**WRITTEN REQUEST**
Tally how many lines include "communication". The number is the whole answer.

**STORED DATA**
-.-.-

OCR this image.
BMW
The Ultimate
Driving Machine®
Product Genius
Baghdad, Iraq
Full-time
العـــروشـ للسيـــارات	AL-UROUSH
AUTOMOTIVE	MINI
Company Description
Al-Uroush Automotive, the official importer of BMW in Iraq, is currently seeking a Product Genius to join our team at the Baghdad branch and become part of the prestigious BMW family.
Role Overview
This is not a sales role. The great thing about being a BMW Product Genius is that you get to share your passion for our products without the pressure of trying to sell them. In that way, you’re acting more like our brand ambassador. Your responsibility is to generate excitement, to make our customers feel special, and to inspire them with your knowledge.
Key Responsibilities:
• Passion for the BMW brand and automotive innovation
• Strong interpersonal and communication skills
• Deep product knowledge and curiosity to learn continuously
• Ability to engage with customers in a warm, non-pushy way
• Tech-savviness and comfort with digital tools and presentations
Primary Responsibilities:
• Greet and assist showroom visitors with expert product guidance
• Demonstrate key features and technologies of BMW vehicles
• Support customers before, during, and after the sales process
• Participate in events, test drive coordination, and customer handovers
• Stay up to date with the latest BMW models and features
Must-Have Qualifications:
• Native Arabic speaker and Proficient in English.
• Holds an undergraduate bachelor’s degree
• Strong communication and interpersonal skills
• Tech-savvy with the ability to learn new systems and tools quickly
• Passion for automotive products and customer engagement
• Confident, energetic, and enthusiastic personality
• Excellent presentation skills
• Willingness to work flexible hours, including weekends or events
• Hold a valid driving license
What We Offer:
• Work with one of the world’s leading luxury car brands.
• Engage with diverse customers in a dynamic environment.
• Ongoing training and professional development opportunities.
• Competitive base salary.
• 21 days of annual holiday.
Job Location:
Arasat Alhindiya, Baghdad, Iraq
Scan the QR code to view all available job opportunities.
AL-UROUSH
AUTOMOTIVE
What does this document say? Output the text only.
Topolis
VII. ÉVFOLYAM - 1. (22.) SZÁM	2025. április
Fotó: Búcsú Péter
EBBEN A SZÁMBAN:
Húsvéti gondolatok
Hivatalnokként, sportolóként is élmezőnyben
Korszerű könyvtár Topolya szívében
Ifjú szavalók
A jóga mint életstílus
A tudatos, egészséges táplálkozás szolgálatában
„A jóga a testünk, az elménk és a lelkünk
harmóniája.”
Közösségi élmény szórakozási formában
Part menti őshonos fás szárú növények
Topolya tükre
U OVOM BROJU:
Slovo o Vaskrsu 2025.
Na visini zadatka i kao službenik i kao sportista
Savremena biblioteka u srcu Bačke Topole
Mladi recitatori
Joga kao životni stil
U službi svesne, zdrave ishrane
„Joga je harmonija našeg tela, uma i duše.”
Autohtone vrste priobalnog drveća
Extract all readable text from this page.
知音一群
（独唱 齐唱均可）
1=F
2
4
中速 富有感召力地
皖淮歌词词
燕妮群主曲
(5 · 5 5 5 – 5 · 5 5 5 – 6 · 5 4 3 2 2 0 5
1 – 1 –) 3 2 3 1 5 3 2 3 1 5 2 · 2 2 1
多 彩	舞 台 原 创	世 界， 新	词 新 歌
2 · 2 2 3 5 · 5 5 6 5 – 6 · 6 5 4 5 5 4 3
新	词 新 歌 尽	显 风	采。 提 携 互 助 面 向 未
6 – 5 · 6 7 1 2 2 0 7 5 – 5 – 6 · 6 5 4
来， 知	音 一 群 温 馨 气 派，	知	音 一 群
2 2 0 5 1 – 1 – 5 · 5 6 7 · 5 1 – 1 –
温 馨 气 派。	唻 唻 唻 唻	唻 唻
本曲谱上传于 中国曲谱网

-.-.-

**FULL OUTPUT**
2